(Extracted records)
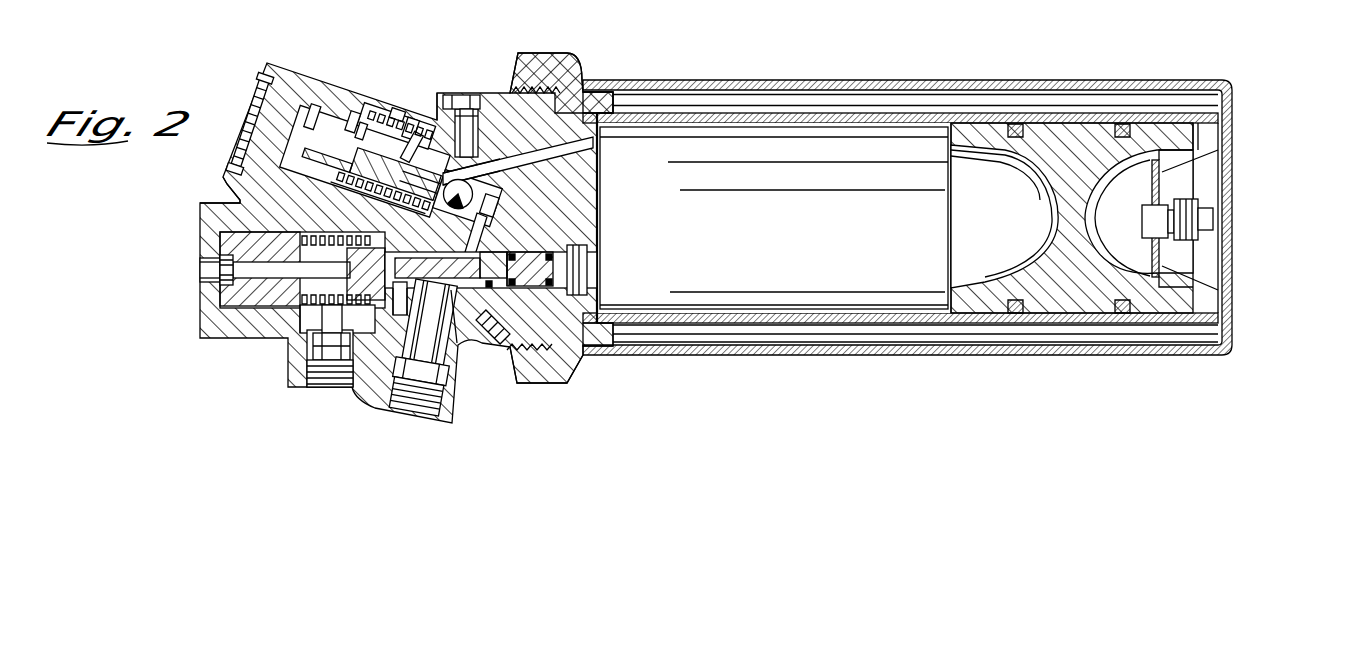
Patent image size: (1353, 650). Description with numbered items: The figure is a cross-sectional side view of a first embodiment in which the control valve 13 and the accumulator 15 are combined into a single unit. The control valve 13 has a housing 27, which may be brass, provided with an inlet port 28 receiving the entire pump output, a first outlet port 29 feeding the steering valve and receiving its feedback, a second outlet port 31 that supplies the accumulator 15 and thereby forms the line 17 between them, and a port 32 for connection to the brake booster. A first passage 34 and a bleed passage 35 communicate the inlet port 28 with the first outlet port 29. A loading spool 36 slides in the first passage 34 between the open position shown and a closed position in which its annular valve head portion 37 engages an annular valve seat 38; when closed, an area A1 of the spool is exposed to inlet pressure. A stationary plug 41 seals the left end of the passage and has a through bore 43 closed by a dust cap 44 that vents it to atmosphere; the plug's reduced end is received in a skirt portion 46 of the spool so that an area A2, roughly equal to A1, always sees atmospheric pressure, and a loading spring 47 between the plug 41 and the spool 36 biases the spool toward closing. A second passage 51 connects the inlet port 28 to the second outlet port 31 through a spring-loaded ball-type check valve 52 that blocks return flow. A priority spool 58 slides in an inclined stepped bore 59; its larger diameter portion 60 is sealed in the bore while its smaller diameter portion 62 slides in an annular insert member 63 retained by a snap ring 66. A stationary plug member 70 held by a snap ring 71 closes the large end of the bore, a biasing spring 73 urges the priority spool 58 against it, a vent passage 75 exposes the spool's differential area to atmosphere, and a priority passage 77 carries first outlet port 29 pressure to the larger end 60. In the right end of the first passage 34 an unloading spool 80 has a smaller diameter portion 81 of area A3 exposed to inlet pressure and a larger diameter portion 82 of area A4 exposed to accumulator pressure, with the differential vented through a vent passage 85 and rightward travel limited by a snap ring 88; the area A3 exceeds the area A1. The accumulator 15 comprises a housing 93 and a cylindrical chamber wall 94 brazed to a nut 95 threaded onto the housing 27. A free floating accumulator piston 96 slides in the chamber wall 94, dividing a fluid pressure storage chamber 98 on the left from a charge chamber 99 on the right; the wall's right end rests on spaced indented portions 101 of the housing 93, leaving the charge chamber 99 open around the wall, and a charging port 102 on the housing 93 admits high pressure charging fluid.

The control valve 13 is at (441, 90).
The accumulator 15 is at (871, 78).
The line 17 is at (597, 152).
The housing 27 is at (497, 92).
The inlet port 28 is at (406, 410).
The first outlet port 29 is at (330, 388).
The second outlet port 31 is at (597, 183).
The port 32 is at (468, 100).
The first passage 34 is at (466, 222).
The bleed passage 35 is at (405, 330).
The loading spool 36 is at (383, 212).
The annular valve head portion 37 is at (385, 195).
The annular valve seat 38 is at (340, 308).
The stationary plug 41 is at (220, 295).
The bore 43 is at (302, 272).
The dust cap 44 is at (220, 272).
The skirt portion 46 is at (310, 304).
The loading spring 47 is at (310, 323).
The second passage 51 is at (497, 220).
The ball-type check valve 52 is at (480, 189).
The priority spool 58 is at (362, 130).
The inclined stepped bore 59 is at (312, 117).
The larger diameter portion 60 is at (369, 151).
The smaller diameter portion 62 is at (471, 170).
The annular insert member 63 is at (415, 155).
The snap ring 66 is at (398, 112).
The stationary plug member 70 is at (262, 86).
The snap ring 71 is at (240, 158).
The biasing spring 73 is at (353, 120).
The vent passage 75 is at (412, 125).
The priority passage 77 is at (242, 201).
The unloading spool 80 is at (597, 265).
The smaller diameter portion 81 is at (490, 292).
The larger diameter portion 82 is at (540, 295).
The vent passage 85 is at (481, 347).
The snap ring 88 is at (597, 285).
The housing 93 is at (962, 80).
The cylindrical chamber wall 94 is at (981, 115).
The nut 95 is at (571, 57).
The free floating accumulator piston 96 is at (1083, 140).
The fluid pressure storage chamber 98 is at (838, 224).
The charge chamber 99 is at (1133, 236).
The indented portions 101 is at (1220, 134).
The charging port 102 is at (1214, 217).
The lateral cross-sectional area A1 is at (443, 238).
The area A2 is at (298, 259).
The lateral cross-sectional area A3 is at (518, 250).
The lateral cross-sectional area A4 is at (597, 250).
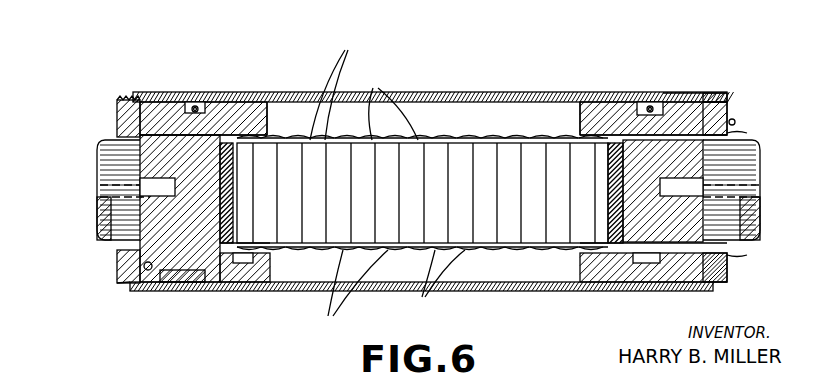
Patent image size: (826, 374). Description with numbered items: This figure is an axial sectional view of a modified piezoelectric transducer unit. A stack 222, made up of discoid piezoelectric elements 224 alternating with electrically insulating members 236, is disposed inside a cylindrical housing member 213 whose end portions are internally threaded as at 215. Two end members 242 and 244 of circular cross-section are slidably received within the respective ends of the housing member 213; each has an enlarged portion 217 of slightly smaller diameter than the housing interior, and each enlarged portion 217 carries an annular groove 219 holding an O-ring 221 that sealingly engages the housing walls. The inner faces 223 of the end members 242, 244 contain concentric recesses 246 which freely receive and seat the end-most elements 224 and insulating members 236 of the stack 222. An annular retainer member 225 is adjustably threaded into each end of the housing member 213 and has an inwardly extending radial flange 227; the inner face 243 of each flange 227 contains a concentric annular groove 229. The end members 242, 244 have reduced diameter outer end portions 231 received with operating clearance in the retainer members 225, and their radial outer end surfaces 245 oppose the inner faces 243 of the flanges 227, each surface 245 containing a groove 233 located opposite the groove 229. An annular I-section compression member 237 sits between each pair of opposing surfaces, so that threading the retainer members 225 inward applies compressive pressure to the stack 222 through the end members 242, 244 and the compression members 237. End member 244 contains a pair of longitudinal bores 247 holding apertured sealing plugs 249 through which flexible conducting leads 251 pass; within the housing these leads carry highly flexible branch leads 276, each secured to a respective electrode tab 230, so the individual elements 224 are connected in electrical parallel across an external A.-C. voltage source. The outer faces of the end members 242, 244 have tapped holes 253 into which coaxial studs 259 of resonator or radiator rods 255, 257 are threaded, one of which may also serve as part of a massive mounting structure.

The cylindrical housing member 213 is at (412, 86).
The internal threads 215 is at (176, 100).
The enlarged portion 217 is at (252, 290).
The annular groove 219 is at (218, 95).
The O-ring 221 is at (250, 100).
The stack 222 is at (535, 134).
The inner face 223 is at (272, 112).
The discoid piezoelectric elements 224 is at (510, 150).
The annular retainer member 225 is at (133, 273).
The radial flange 227 is at (118, 270).
The annular groove 229 is at (152, 276).
The electrode tab 230 is at (387, 173).
The reduced diameter outer end portion 231 is at (205, 283).
The groove 233 is at (123, 280).
The electrically insulating members 236 is at (228, 104).
The I-section compression member 237 is at (735, 285).
The end member 242 is at (148, 100).
The inner face 243 is at (175, 278).
The end member 244 is at (690, 100).
The outer end surface 245 is at (120, 135).
The concentric recess 246 is at (265, 112).
The longitudinal bores 247 is at (655, 158).
The apertured sealing plugs 249 is at (715, 100).
The flexible conducting leads 251 is at (748, 136).
The tapped holes 253 is at (100, 192).
The rod 255 is at (100, 178).
The rod 257 is at (735, 187).
The coaxial studs 259 is at (150, 187).
The branch leads 276 is at (364, 203).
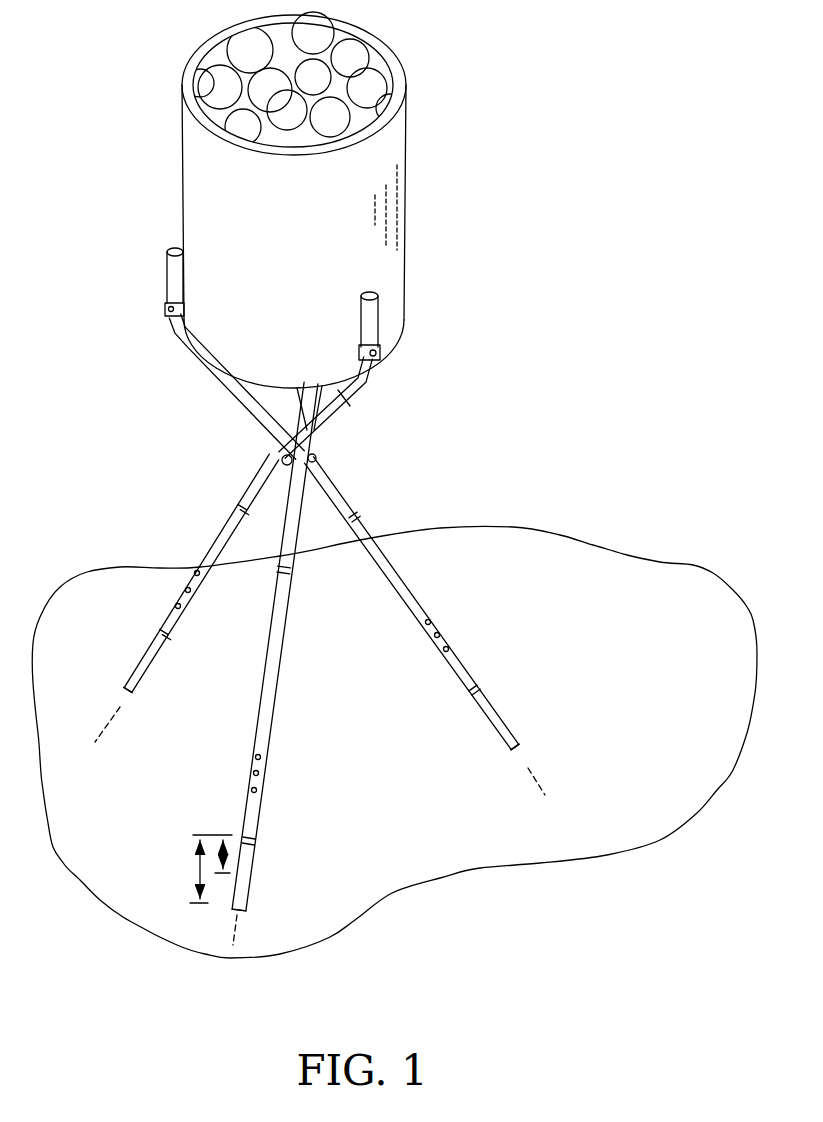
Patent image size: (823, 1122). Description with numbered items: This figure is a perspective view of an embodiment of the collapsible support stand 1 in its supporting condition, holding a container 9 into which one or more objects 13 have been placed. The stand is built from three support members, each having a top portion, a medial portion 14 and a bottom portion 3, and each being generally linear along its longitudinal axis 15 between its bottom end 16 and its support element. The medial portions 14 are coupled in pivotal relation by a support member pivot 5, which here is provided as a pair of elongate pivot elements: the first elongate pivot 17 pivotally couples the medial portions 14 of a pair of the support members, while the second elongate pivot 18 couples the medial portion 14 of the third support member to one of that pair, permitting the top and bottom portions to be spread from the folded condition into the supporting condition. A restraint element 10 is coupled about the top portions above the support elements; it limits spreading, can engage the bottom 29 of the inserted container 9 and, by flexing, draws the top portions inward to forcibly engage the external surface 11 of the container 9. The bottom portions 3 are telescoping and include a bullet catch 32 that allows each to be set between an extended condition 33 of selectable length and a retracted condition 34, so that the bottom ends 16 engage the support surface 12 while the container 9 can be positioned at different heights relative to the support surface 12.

The collapsible support stand 1 is at (590, 88).
The container 9 is at (331, 197).
The external surface 11 is at (393, 262).
The objects 13 is at (335, 32).
The restraint element 10 is at (166, 315).
The bottom 29 is at (340, 393).
The support member pivot 5 is at (322, 482).
The first elongate pivot element 17 is at (317, 459).
The second elongate pivot element 18 is at (285, 466).
The medial portions 14 is at (248, 480).
The bullet catch 32 is at (178, 607).
The bottom portions 3 is at (142, 670).
The bottom ends 16 is at (122, 692).
The longitudinal axis 15 is at (115, 707).
The extended condition 33 is at (195, 838).
The retracted condition 34 is at (218, 833).
The support surface 12 is at (697, 782).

TASK TO COMPLETE: Extract the lines above verbatim, beginning with the line that contains "Patent image size: (823, 1122)." and ending with the line that contains "The collapsible support stand 1 is", both included.

COMPLETE ANSWER:
Patent image size: (823, 1122). Description with numbered items: This figure is a perspective view of an embodiment of the collapsible support stand 1 in its supporting condition, holding a container 9 into which one or more objects 13 have been placed. The stand is built from three support members, each having a top portion, a medial portion 14 and a bottom portion 3, and each being generally linear along its longitudinal axis 15 between its bottom end 16 and its support element. The medial portions 14 are coupled in pivotal relation by a support member pivot 5, which here is provided as a pair of elongate pivot elements: the first elongate pivot 17 pivotally couples the medial portions 14 of a pair of the support members, while the second elongate pivot 18 couples the medial portion 14 of the third support member to one of that pair, permitting the top and bottom portions to be spread from the folded condition into the supporting condition. A restraint element 10 is coupled about the top portions above the support elements; it limits spreading, can engage the bottom 29 of the inserted container 9 and, by flexing, draws the top portions inward to forcibly engage the external surface 11 of the container 9. The bottom portions 3 are telescoping and include a bullet catch 32 that allows each to be set between an extended condition 33 of selectable length and a retracted condition 34, so that the bottom ends 16 engage the support surface 12 while the container 9 can be positioned at different heights relative to the support surface 12.

The collapsible support stand 1 is at (590, 88).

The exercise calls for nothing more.